Figure collection entries:
--
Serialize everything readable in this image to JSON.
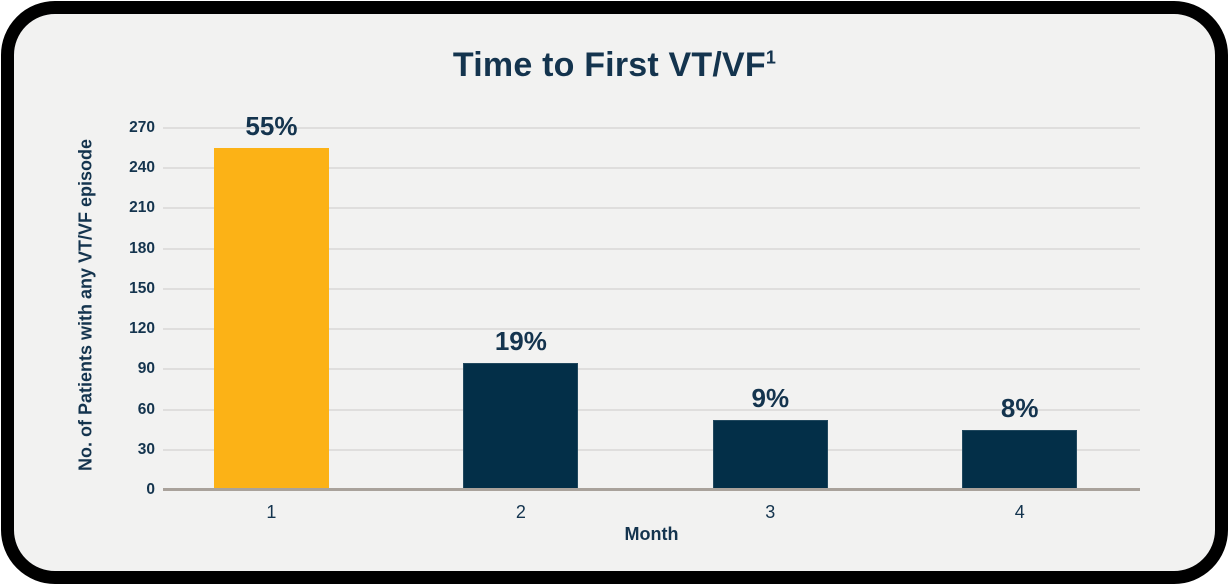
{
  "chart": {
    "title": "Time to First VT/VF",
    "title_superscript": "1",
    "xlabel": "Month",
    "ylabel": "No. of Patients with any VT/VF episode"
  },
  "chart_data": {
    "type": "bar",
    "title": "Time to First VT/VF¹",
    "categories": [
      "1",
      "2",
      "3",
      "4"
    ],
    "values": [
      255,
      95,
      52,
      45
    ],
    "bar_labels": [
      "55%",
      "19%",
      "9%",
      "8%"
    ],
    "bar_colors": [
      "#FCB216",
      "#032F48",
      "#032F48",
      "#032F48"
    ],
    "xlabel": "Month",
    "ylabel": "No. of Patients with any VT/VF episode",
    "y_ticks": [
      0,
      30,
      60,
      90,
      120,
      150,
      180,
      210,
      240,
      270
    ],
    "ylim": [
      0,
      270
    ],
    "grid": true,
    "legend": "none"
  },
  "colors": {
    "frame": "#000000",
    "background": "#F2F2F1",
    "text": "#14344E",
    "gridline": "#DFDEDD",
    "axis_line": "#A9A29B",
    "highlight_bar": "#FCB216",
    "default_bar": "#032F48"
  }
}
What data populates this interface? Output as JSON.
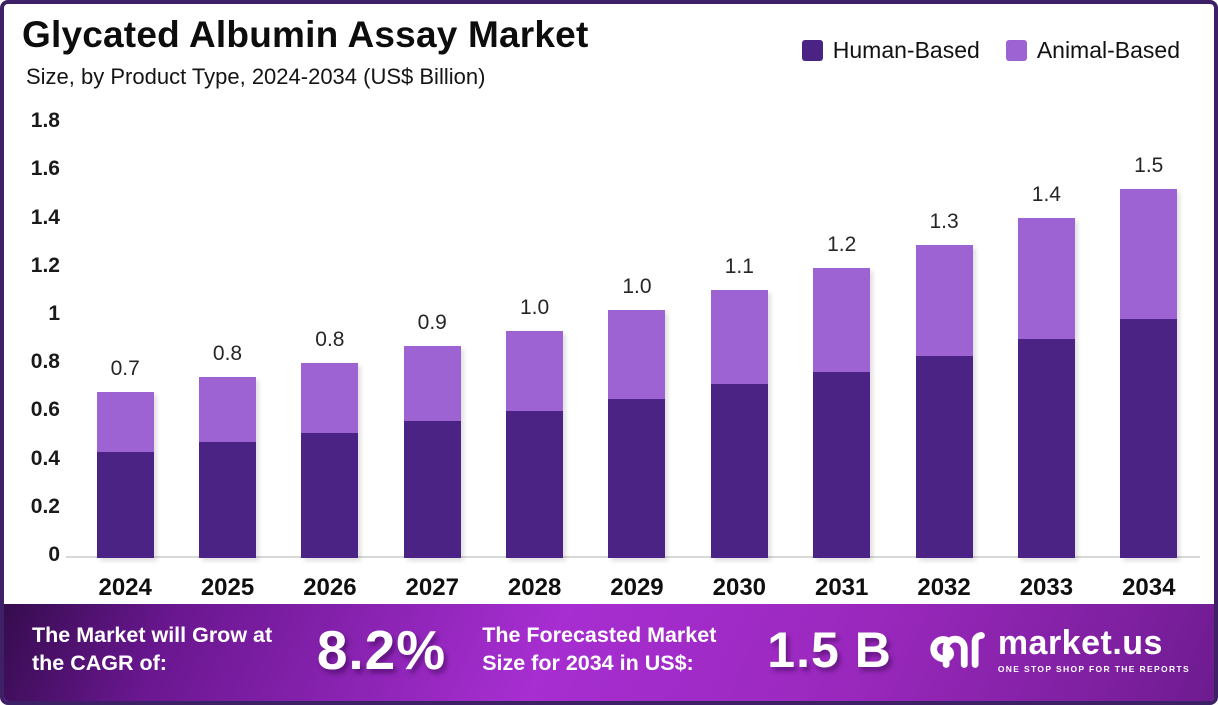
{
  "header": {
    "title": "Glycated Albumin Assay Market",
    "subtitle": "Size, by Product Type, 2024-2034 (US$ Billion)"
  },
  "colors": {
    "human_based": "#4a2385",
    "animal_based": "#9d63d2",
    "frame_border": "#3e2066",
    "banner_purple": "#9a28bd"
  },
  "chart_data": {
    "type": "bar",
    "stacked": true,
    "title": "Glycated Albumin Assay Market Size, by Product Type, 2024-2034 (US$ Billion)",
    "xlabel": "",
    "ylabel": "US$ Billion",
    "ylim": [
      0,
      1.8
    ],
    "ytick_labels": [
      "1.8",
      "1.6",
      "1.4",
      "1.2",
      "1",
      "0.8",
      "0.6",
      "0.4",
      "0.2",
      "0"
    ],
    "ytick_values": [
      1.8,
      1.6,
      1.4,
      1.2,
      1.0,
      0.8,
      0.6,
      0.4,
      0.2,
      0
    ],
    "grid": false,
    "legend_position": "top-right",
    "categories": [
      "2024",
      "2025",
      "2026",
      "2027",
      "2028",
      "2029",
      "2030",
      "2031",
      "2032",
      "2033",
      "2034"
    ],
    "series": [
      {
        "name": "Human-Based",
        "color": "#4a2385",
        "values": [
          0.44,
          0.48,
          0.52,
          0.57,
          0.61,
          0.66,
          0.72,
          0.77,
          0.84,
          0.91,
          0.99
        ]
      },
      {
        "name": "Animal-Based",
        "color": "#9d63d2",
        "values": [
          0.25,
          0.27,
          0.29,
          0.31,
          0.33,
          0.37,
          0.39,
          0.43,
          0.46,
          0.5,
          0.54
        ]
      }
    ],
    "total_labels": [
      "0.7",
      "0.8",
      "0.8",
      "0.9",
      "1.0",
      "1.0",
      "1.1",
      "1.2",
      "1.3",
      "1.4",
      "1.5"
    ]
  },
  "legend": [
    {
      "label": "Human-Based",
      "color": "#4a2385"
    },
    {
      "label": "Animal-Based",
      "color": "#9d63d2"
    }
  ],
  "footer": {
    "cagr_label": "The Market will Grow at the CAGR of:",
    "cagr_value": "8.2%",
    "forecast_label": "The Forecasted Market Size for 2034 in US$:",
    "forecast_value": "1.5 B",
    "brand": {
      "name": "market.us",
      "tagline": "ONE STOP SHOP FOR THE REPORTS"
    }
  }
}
--
:: Description of the task ::
Word for word, restate the records above and drop the pictures.

:: Output below ::
Serialize everything readable in this image to JSON.
{
  "chart": {
    "title": "Time to First VT/VF",
    "title_superscript": "1",
    "xlabel": "Month",
    "ylabel": "No. of Patients with any VT/VF episode"
  },
  "chart_data": {
    "type": "bar",
    "title": "Time to First VT/VF¹",
    "categories": [
      "1",
      "2",
      "3",
      "4"
    ],
    "values": [
      255,
      95,
      52,
      45
    ],
    "bar_labels": [
      "55%",
      "19%",
      "9%",
      "8%"
    ],
    "bar_colors": [
      "#FCB216",
      "#032F48",
      "#032F48",
      "#032F48"
    ],
    "xlabel": "Month",
    "ylabel": "No. of Patients with any VT/VF episode",
    "y_ticks": [
      0,
      30,
      60,
      90,
      120,
      150,
      180,
      210,
      240,
      270
    ],
    "ylim": [
      0,
      270
    ],
    "grid": true,
    "legend": "none"
  },
  "colors": {
    "frame": "#000000",
    "background": "#F2F2F1",
    "text": "#14344E",
    "gridline": "#DFDEDD",
    "axis_line": "#A9A29B",
    "highlight_bar": "#FCB216",
    "default_bar": "#032F48"
  }
}
What data populates this interface? Output as JSON.
{
  "header": {
    "title": "Glycated Albumin Assay Market",
    "subtitle": "Size, by Product Type, 2024-2034 (US$ Billion)"
  },
  "colors": {
    "human_based": "#4a2385",
    "animal_based": "#9d63d2",
    "frame_border": "#3e2066",
    "banner_purple": "#9a28bd"
  },
  "chart_data": {
    "type": "bar",
    "stacked": true,
    "title": "Glycated Albumin Assay Market Size, by Product Type, 2024-2034 (US$ Billion)",
    "xlabel": "",
    "ylabel": "US$ Billion",
    "ylim": [
      0,
      1.8
    ],
    "ytick_labels": [
      "1.8",
      "1.6",
      "1.4",
      "1.2",
      "1",
      "0.8",
      "0.6",
      "0.4",
      "0.2",
      "0"
    ],
    "ytick_values": [
      1.8,
      1.6,
      1.4,
      1.2,
      1.0,
      0.8,
      0.6,
      0.4,
      0.2,
      0
    ],
    "grid": false,
    "legend_position": "top-right",
    "categories": [
      "2024",
      "2025",
      "2026",
      "2027",
      "2028",
      "2029",
      "2030",
      "2031",
      "2032",
      "2033",
      "2034"
    ],
    "series": [
      {
        "name": "Human-Based",
        "color": "#4a2385",
        "values": [
          0.44,
          0.48,
          0.52,
          0.57,
          0.61,
          0.66,
          0.72,
          0.77,
          0.84,
          0.91,
          0.99
        ]
      },
      {
        "name": "Animal-Based",
        "color": "#9d63d2",
        "values": [
          0.25,
          0.27,
          0.29,
          0.31,
          0.33,
          0.37,
          0.39,
          0.43,
          0.46,
          0.5,
          0.54
        ]
      }
    ],
    "total_labels": [
      "0.7",
      "0.8",
      "0.8",
      "0.9",
      "1.0",
      "1.0",
      "1.1",
      "1.2",
      "1.3",
      "1.4",
      "1.5"
    ]
  },
  "legend": [
    {
      "label": "Human-Based",
      "color": "#4a2385"
    },
    {
      "label": "Animal-Based",
      "color": "#9d63d2"
    }
  ],
  "footer": {
    "cagr_label": "The Market will Grow at the CAGR of:",
    "cagr_value": "8.2%",
    "forecast_label": "The Forecasted Market Size for 2034 in US$:",
    "forecast_value": "1.5 B",
    "brand": {
      "name": "market.us",
      "tagline": "ONE STOP SHOP FOR THE REPORTS"
    }
  }
}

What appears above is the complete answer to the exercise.